— BEGIN —

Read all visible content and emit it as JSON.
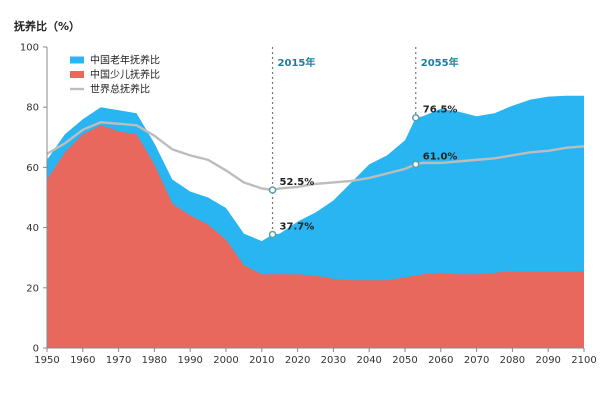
{
  "chart_data": {
    "type": "area",
    "ylabel": "抚养比（%）",
    "xlim": [
      1950,
      2100
    ],
    "ylim": [
      0,
      100
    ],
    "x_ticks": [
      "1950",
      "1960",
      "1970",
      "1980",
      "1990",
      "2000",
      "2010",
      "2020",
      "2030",
      "2040",
      "2050",
      "2060",
      "2070",
      "2080",
      "2090",
      "2100"
    ],
    "y_ticks": [
      "0",
      "20",
      "40",
      "60",
      "80",
      "100"
    ],
    "grid": false,
    "legend_position": "top-left",
    "colors": {
      "elderly": "#29b5f2",
      "child": "#e8685e",
      "world": "#bdbdbd",
      "marker": "#5a9eaa"
    },
    "series": [
      {
        "name": "中国老年抚养比",
        "type": "area",
        "x": [
          1950,
          1955,
          1960,
          1965,
          1970,
          1975,
          1980,
          1985,
          1990,
          1995,
          2000,
          2005,
          2010,
          2013,
          2015,
          2020,
          2025,
          2030,
          2035,
          2040,
          2045,
          2050,
          2053,
          2055,
          2060,
          2065,
          2070,
          2075,
          2080,
          2085,
          2090,
          2095,
          2100
        ],
        "values": [
          62.5,
          71,
          76,
          80,
          79,
          78,
          68,
          56,
          52,
          50,
          46.5,
          38,
          35.5,
          37.7,
          38,
          42,
          45,
          49,
          55,
          61,
          64,
          69,
          76.5,
          77,
          79.5,
          78.5,
          77,
          78,
          80.5,
          82.5,
          83.5,
          83.8,
          83.8
        ]
      },
      {
        "name": "中国少儿抚养比",
        "type": "area",
        "x": [
          1950,
          1955,
          1960,
          1965,
          1970,
          1975,
          1980,
          1985,
          1990,
          1995,
          2000,
          2005,
          2010,
          2015,
          2020,
          2025,
          2030,
          2035,
          2040,
          2045,
          2050,
          2055,
          2060,
          2065,
          2070,
          2075,
          2080,
          2085,
          2090,
          2095,
          2100
        ],
        "values": [
          56,
          65,
          71,
          74,
          72,
          71,
          61,
          48,
          44,
          41,
          36,
          27.5,
          24.5,
          24.5,
          24.5,
          24,
          23,
          22.5,
          22.5,
          22.5,
          23.5,
          24.5,
          25,
          24.5,
          24.5,
          25,
          25.5,
          25.5,
          25.5,
          25.5,
          25.5
        ]
      },
      {
        "name": "世界总抚养比",
        "type": "line",
        "x": [
          1950,
          1955,
          1960,
          1965,
          1970,
          1975,
          1980,
          1985,
          1990,
          1995,
          2000,
          2005,
          2010,
          2013,
          2015,
          2020,
          2025,
          2030,
          2035,
          2040,
          2045,
          2050,
          2053,
          2055,
          2060,
          2065,
          2070,
          2075,
          2080,
          2085,
          2090,
          2095,
          2100
        ],
        "values": [
          64.5,
          68,
          72.5,
          75,
          74.5,
          74,
          70.5,
          66,
          64,
          62.5,
          59,
          55,
          53,
          52.5,
          53,
          53.5,
          54.5,
          55,
          55.5,
          56.5,
          58,
          59.5,
          61,
          61.5,
          61.5,
          62,
          62.5,
          63,
          64,
          65,
          65.5,
          66.5,
          67
        ]
      }
    ],
    "markers": [
      {
        "year_label": "2015年",
        "x": 2013
      },
      {
        "year_label": "2055年",
        "x": 2053
      }
    ],
    "annotations": [
      {
        "text": "52.5%",
        "x": 2013,
        "y": 52.5
      },
      {
        "text": "37.7%",
        "x": 2013,
        "y": 37.7
      },
      {
        "text": "76.5%",
        "x": 2053,
        "y": 76.5
      },
      {
        "text": "61.0%",
        "x": 2053,
        "y": 61.0
      }
    ]
  }
}
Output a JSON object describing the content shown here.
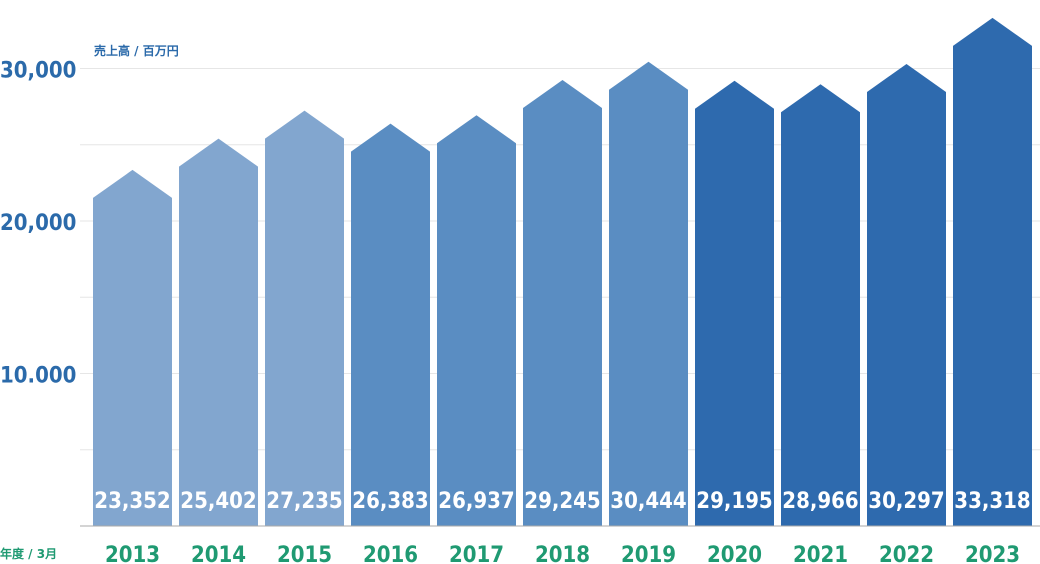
{
  "chart_data": {
    "type": "bar",
    "ylabel": "売上高 / 百万円",
    "xlabel": "年度 / 3月",
    "categories": [
      "2013",
      "2014",
      "2015",
      "2016",
      "2017",
      "2018",
      "2019",
      "2020",
      "2021",
      "2022",
      "2023"
    ],
    "values": [
      23352,
      25402,
      27235,
      26383,
      26937,
      29245,
      30444,
      29195,
      28966,
      30297,
      33318
    ],
    "value_labels": [
      "23,352",
      "25,402",
      "27,235",
      "26,383",
      "26,937",
      "29,245",
      "30,444",
      "29,195",
      "28,966",
      "30,297",
      "33,318"
    ],
    "ytick_labels": [
      "10.000",
      "20,000",
      "30,000"
    ],
    "yticks": [
      10000,
      20000,
      30000
    ],
    "ylim": [
      0,
      30000
    ],
    "grid": true,
    "colors": [
      "#82a6cf",
      "#82a6cf",
      "#82a6cf",
      "#5a8dc2",
      "#5a8dc2",
      "#5a8dc2",
      "#5a8dc2",
      "#2e6aae",
      "#2e6aae",
      "#2e6aae",
      "#2e6aae"
    ]
  }
}
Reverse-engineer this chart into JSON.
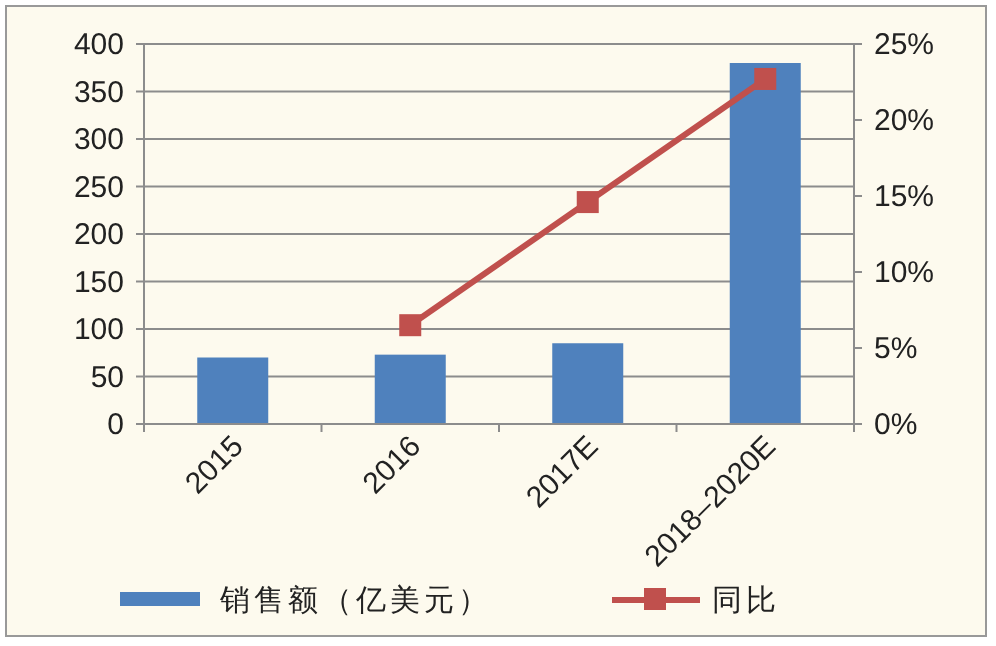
{
  "chart_data": {
    "type": "bar",
    "categories": [
      "2015",
      "2016",
      "2017E",
      "2018–2020E"
    ],
    "series": [
      {
        "name": "销售额（亿美元）",
        "color": "#4f81bd",
        "values": [
          70,
          73,
          85,
          380
        ]
      },
      {
        "name": "同比",
        "type": "line",
        "axis": "y2",
        "color": "#c0504d",
        "values": [
          null,
          6.5,
          14.6,
          22.7
        ]
      }
    ],
    "ylim": [
      0,
      400
    ],
    "yticks": [
      0,
      50,
      100,
      150,
      200,
      250,
      300,
      350,
      400
    ],
    "y2lim": [
      0,
      25
    ],
    "y2ticks": [
      {
        "value": 0,
        "label": "0%"
      },
      {
        "value": 5,
        "label": "5%"
      },
      {
        "value": 10,
        "label": "10%"
      },
      {
        "value": 15,
        "label": "15%"
      },
      {
        "value": 20,
        "label": "20%"
      },
      {
        "value": 25,
        "label": "25%"
      }
    ],
    "grid": "y",
    "legend": "bottom",
    "marker": "square",
    "line_style": "solid"
  }
}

— END —

• _Instruction_
Every line should be retyped exactly, with the pictures omitted.

• _Result of the task_
Read all visible content and emit it as JSON.
{
  "chart_data": {
    "type": "area",
    "ylabel": "抚养比（%）",
    "xlim": [
      1950,
      2100
    ],
    "ylim": [
      0,
      100
    ],
    "x_ticks": [
      "1950",
      "1960",
      "1970",
      "1980",
      "1990",
      "2000",
      "2010",
      "2020",
      "2030",
      "2040",
      "2050",
      "2060",
      "2070",
      "2080",
      "2090",
      "2100"
    ],
    "y_ticks": [
      "0",
      "20",
      "40",
      "60",
      "80",
      "100"
    ],
    "grid": false,
    "legend_position": "top-left",
    "colors": {
      "elderly": "#29b5f2",
      "child": "#e8685e",
      "world": "#bdbdbd",
      "marker": "#5a9eaa"
    },
    "series": [
      {
        "name": "中国老年抚养比",
        "type": "area",
        "x": [
          1950,
          1955,
          1960,
          1965,
          1970,
          1975,
          1980,
          1985,
          1990,
          1995,
          2000,
          2005,
          2010,
          2013,
          2015,
          2020,
          2025,
          2030,
          2035,
          2040,
          2045,
          2050,
          2053,
          2055,
          2060,
          2065,
          2070,
          2075,
          2080,
          2085,
          2090,
          2095,
          2100
        ],
        "values": [
          62.5,
          71,
          76,
          80,
          79,
          78,
          68,
          56,
          52,
          50,
          46.5,
          38,
          35.5,
          37.7,
          38,
          42,
          45,
          49,
          55,
          61,
          64,
          69,
          76.5,
          77,
          79.5,
          78.5,
          77,
          78,
          80.5,
          82.5,
          83.5,
          83.8,
          83.8
        ]
      },
      {
        "name": "中国少儿抚养比",
        "type": "area",
        "x": [
          1950,
          1955,
          1960,
          1965,
          1970,
          1975,
          1980,
          1985,
          1990,
          1995,
          2000,
          2005,
          2010,
          2015,
          2020,
          2025,
          2030,
          2035,
          2040,
          2045,
          2050,
          2055,
          2060,
          2065,
          2070,
          2075,
          2080,
          2085,
          2090,
          2095,
          2100
        ],
        "values": [
          56,
          65,
          71,
          74,
          72,
          71,
          61,
          48,
          44,
          41,
          36,
          27.5,
          24.5,
          24.5,
          24.5,
          24,
          23,
          22.5,
          22.5,
          22.5,
          23.5,
          24.5,
          25,
          24.5,
          24.5,
          25,
          25.5,
          25.5,
          25.5,
          25.5,
          25.5
        ]
      },
      {
        "name": "世界总抚养比",
        "type": "line",
        "x": [
          1950,
          1955,
          1960,
          1965,
          1970,
          1975,
          1980,
          1985,
          1990,
          1995,
          2000,
          2005,
          2010,
          2013,
          2015,
          2020,
          2025,
          2030,
          2035,
          2040,
          2045,
          2050,
          2053,
          2055,
          2060,
          2065,
          2070,
          2075,
          2080,
          2085,
          2090,
          2095,
          2100
        ],
        "values": [
          64.5,
          68,
          72.5,
          75,
          74.5,
          74,
          70.5,
          66,
          64,
          62.5,
          59,
          55,
          53,
          52.5,
          53,
          53.5,
          54.5,
          55,
          55.5,
          56.5,
          58,
          59.5,
          61,
          61.5,
          61.5,
          62,
          62.5,
          63,
          64,
          65,
          65.5,
          66.5,
          67
        ]
      }
    ],
    "markers": [
      {
        "year_label": "2015年",
        "x": 2013
      },
      {
        "year_label": "2055年",
        "x": 2053
      }
    ],
    "annotations": [
      {
        "text": "52.5%",
        "x": 2013,
        "y": 52.5
      },
      {
        "text": "37.7%",
        "x": 2013,
        "y": 37.7
      },
      {
        "text": "76.5%",
        "x": 2053,
        "y": 76.5
      },
      {
        "text": "61.0%",
        "x": 2053,
        "y": 61.0
      }
    ]
  }
}
Output a JSON object describing the content shown here.
{
  "chart_data": {
    "type": "bar",
    "ylabel": "売上高 / 百万円",
    "xlabel": "年度 / 3月",
    "categories": [
      "2013",
      "2014",
      "2015",
      "2016",
      "2017",
      "2018",
      "2019",
      "2020",
      "2021",
      "2022",
      "2023"
    ],
    "values": [
      23352,
      25402,
      27235,
      26383,
      26937,
      29245,
      30444,
      29195,
      28966,
      30297,
      33318
    ],
    "value_labels": [
      "23,352",
      "25,402",
      "27,235",
      "26,383",
      "26,937",
      "29,245",
      "30,444",
      "29,195",
      "28,966",
      "30,297",
      "33,318"
    ],
    "ytick_labels": [
      "10.000",
      "20,000",
      "30,000"
    ],
    "yticks": [
      10000,
      20000,
      30000
    ],
    "ylim": [
      0,
      30000
    ],
    "grid": true,
    "colors": [
      "#82a6cf",
      "#82a6cf",
      "#82a6cf",
      "#5a8dc2",
      "#5a8dc2",
      "#5a8dc2",
      "#5a8dc2",
      "#2e6aae",
      "#2e6aae",
      "#2e6aae",
      "#2e6aae"
    ]
  }
}
Reverse-engineer this chart into JSON.
{
  "chart_data": {
    "type": "bar",
    "categories": [
      "2015",
      "2016",
      "2017E",
      "2018–2020E"
    ],
    "series": [
      {
        "name": "销售额（亿美元）",
        "color": "#4f81bd",
        "values": [
          70,
          73,
          85,
          380
        ]
      },
      {
        "name": "同比",
        "type": "line",
        "axis": "y2",
        "color": "#c0504d",
        "values": [
          null,
          6.5,
          14.6,
          22.7
        ]
      }
    ],
    "ylim": [
      0,
      400
    ],
    "yticks": [
      0,
      50,
      100,
      150,
      200,
      250,
      300,
      350,
      400
    ],
    "y2lim": [
      0,
      25
    ],
    "y2ticks": [
      {
        "value": 0,
        "label": "0%"
      },
      {
        "value": 5,
        "label": "5%"
      },
      {
        "value": 10,
        "label": "10%"
      },
      {
        "value": 15,
        "label": "15%"
      },
      {
        "value": 20,
        "label": "20%"
      },
      {
        "value": 25,
        "label": "25%"
      }
    ],
    "grid": "y",
    "legend": "bottom",
    "marker": "square",
    "line_style": "solid"
  }
}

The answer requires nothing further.